Can you set out every line of the records below as a numbered list, with blank lines and pictures left out?

--- start ---

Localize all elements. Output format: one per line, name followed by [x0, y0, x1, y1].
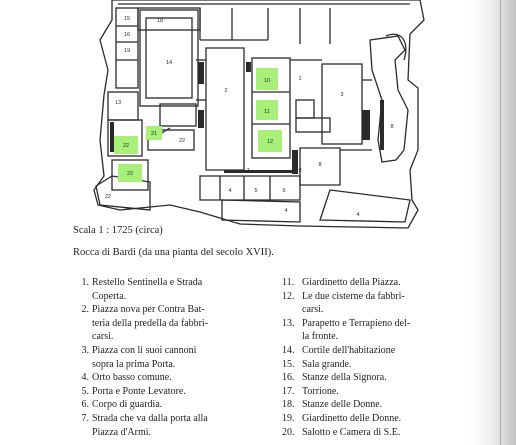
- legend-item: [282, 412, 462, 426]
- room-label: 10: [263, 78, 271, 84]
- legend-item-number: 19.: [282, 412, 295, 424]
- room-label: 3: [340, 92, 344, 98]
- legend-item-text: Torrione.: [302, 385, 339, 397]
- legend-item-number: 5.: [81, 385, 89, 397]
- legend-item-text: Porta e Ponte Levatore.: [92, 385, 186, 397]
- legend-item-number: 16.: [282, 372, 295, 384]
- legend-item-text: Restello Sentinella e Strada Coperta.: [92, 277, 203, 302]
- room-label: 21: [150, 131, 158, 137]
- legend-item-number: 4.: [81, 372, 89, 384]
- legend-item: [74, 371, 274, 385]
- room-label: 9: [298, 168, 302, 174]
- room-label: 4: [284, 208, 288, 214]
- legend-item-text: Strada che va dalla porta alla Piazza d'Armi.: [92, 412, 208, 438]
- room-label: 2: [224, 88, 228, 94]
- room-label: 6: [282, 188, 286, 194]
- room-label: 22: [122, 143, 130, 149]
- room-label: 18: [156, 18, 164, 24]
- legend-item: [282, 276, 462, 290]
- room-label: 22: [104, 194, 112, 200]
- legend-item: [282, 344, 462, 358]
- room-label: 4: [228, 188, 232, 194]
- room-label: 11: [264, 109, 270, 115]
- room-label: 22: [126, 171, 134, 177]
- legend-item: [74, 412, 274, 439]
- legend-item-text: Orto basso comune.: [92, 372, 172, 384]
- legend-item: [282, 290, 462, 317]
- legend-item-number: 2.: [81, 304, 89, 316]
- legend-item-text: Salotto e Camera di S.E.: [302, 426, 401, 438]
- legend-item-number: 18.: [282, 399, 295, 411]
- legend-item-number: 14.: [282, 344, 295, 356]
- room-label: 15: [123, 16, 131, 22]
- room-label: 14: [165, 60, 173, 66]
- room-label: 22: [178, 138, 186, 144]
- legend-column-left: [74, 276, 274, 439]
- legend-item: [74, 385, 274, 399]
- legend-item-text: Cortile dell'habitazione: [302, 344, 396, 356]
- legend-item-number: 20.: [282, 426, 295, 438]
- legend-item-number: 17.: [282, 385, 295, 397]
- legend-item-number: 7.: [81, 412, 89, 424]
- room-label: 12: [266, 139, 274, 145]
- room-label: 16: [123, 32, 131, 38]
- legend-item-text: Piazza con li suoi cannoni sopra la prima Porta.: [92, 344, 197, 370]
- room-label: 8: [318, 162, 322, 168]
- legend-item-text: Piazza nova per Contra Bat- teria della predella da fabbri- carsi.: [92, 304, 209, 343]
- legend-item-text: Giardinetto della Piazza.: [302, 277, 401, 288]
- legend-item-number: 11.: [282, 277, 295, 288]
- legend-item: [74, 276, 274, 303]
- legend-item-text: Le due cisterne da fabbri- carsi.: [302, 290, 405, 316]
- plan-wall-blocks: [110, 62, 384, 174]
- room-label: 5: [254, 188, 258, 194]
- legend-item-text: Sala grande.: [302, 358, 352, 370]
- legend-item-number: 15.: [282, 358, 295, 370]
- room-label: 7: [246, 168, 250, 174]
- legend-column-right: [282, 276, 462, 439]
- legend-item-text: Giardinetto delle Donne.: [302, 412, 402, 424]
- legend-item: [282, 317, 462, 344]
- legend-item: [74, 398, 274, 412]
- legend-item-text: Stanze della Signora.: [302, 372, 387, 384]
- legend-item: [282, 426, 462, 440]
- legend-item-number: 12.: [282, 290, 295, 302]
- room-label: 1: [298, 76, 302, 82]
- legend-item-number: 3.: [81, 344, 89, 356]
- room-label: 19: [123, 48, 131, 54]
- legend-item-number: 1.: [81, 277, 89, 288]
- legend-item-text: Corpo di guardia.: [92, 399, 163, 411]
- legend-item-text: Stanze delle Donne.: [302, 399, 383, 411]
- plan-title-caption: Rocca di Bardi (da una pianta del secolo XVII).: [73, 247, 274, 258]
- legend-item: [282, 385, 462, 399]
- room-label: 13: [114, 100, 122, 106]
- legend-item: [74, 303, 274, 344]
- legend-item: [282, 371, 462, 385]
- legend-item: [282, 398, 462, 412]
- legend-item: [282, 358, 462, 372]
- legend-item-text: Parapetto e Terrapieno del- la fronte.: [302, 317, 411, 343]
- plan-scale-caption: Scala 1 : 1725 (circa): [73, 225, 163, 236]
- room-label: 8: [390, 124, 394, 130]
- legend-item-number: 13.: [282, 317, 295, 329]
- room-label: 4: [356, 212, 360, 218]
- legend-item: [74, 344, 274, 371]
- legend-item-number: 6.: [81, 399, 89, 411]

--- end ---

**THE RESPONSE**
1. Localize all elements. Output format: one per line, name followed by [x0, y0, x1, y1].
2. - legend-item: [282, 412, 462, 426]
3. - room-label: 10: [263, 78, 271, 84]
4. - legend-item-number: 19.: [282, 412, 295, 424]
5. - room-label: 3: [340, 92, 344, 98]
6. - legend-item-text: Torrione.: [302, 385, 339, 397]
7. - legend-item-number: 5.: [81, 385, 89, 397]
8. - legend-item-text: Porta e Ponte Levatore.: [92, 385, 186, 397]
9. - legend-item-number: 16.: [282, 372, 295, 384]
10. - legend-item-text: Restello Sentinella e Strada Coperta.: [92, 277, 203, 302]
11. - room-label: 21: [150, 131, 158, 137]
12. - legend-item-number: 4.: [81, 372, 89, 384]
13. - legend-item: [74, 371, 274, 385]
14. - room-label: 9: [298, 168, 302, 174]
15. - room-label: 4: [284, 208, 288, 214]
16. - legend-item-text: Strada che va dalla porta alla Piazza d'Armi.: [92, 412, 208, 438]
17. - room-label: 2: [224, 88, 228, 94]
18. - room-label: 6: [282, 188, 286, 194]
19. - room-label: 22: [122, 143, 130, 149]
20. - room-label: 18: [156, 18, 164, 24]
21. - legend-item: [282, 276, 462, 290]
22. - room-label: 22: [104, 194, 112, 200]
23. - legend-item: [282, 344, 462, 358]
24. - room-label: 4: [228, 188, 232, 194]
25. - room-label: 11: [264, 109, 270, 115]
26. - room-label: 22: [126, 171, 134, 177]
27. - legend-item: [74, 412, 274, 439]
28. - legend-item-text: Orto basso comune.: [92, 372, 172, 384]
29. - legend-item: [282, 290, 462, 317]
30. - legend-item-number: 2.: [81, 304, 89, 316]
31. - legend-item-text: Salotto e Camera di S.E.: [302, 426, 401, 438]
32. - legend-item-number: 18.: [282, 399, 295, 411]
33. - legend-item-number: 14.: [282, 344, 295, 356]
34. - room-label: 15: [123, 16, 131, 22]
35. - room-label: 14: [165, 60, 173, 66]
36. - room-label: 22: [178, 138, 186, 144]
37. - legend-column-left: [74, 276, 274, 439]
38. - legend-item: [74, 385, 274, 399]
39. - legend-item-text: Cortile dell'habitazione: [302, 344, 396, 356]
40. - legend-item-number: 20.: [282, 426, 295, 438]
41. - legend-item-number: 17.: [282, 385, 295, 397]
42. - legend-item-number: 7.: [81, 412, 89, 424]
43. - room-label: 12: [266, 139, 274, 145]
44. - room-label: 16: [123, 32, 131, 38]
45. - legend-item-text: Piazza con li suoi cannoni sopra la prima Porta.: [92, 344, 197, 370]
46. - room-label: 8: [318, 162, 322, 168]
47. - legend-item-text: Piazza nova per Contra Bat- teria della predella da fabbri- carsi.: [92, 304, 209, 343]
48. - legend-item-text: Giardinetto della Piazza.: [302, 277, 401, 288]
49. - legend-item-number: 11.: [282, 277, 295, 288]
50. - legend-item: [74, 276, 274, 303]
51. - legend-item-text: Le due cisterne da fabbri- carsi.: [302, 290, 405, 316]
52. - plan-wall-blocks: [110, 62, 384, 174]
53. - room-label: 5: [254, 188, 258, 194]
54. - legend-item-text: Sala grande.: [302, 358, 352, 370]
55. - legend-item-number: 15.: [282, 358, 295, 370]
56. - room-label: 7: [246, 168, 250, 174]
57. - legend-column-right: [282, 276, 462, 439]
58. - legend-item-text: Giardinetto delle Donne.: [302, 412, 402, 424]
59. - legend-item: [282, 317, 462, 344]
60. - legend-item: [74, 398, 274, 412]
61. - legend-item-text: Stanze della Signora.: [302, 372, 387, 384]
62. - legend-item: [282, 426, 462, 440]
63. - legend-item-number: 12.: [282, 290, 295, 302]
64. - room-label: 1: [298, 76, 302, 82]
65. - legend-item-number: 3.: [81, 344, 89, 356]
66. - room-label: 19: [123, 48, 131, 54]
67. - legend-item-number: 1.: [81, 277, 89, 288]
68. - legend-item-text: Corpo di guardia.: [92, 399, 163, 411]
69. - legend-item-text: Stanze delle Donne.: [302, 399, 383, 411]
70. - plan-title-caption: Rocca di Bardi (da una pianta del secolo XVII).: [73, 247, 274, 258]
71. - legend-item: [282, 385, 462, 399]
72. - room-label: 13: [114, 100, 122, 106]
73. - legend-item: [74, 303, 274, 344]
74. - legend-item: [282, 371, 462, 385]
75. - legend-item: [282, 398, 462, 412]
76. - legend-item: [282, 358, 462, 372]
77. - legend-item-text: Parapetto e Terrapieno del- la fronte.: [302, 317, 411, 343]
78. - plan-scale-caption: Scala 1 : 1725 (circa): [73, 225, 163, 236]
79. - room-label: 8: [390, 124, 394, 130]
80. - legend-item-number: 13.: [282, 317, 295, 329]
81. - room-label: 4: [356, 212, 360, 218]
82. - legend-item: [74, 344, 274, 371]
83. - legend-item-number: 6.: [81, 399, 89, 411]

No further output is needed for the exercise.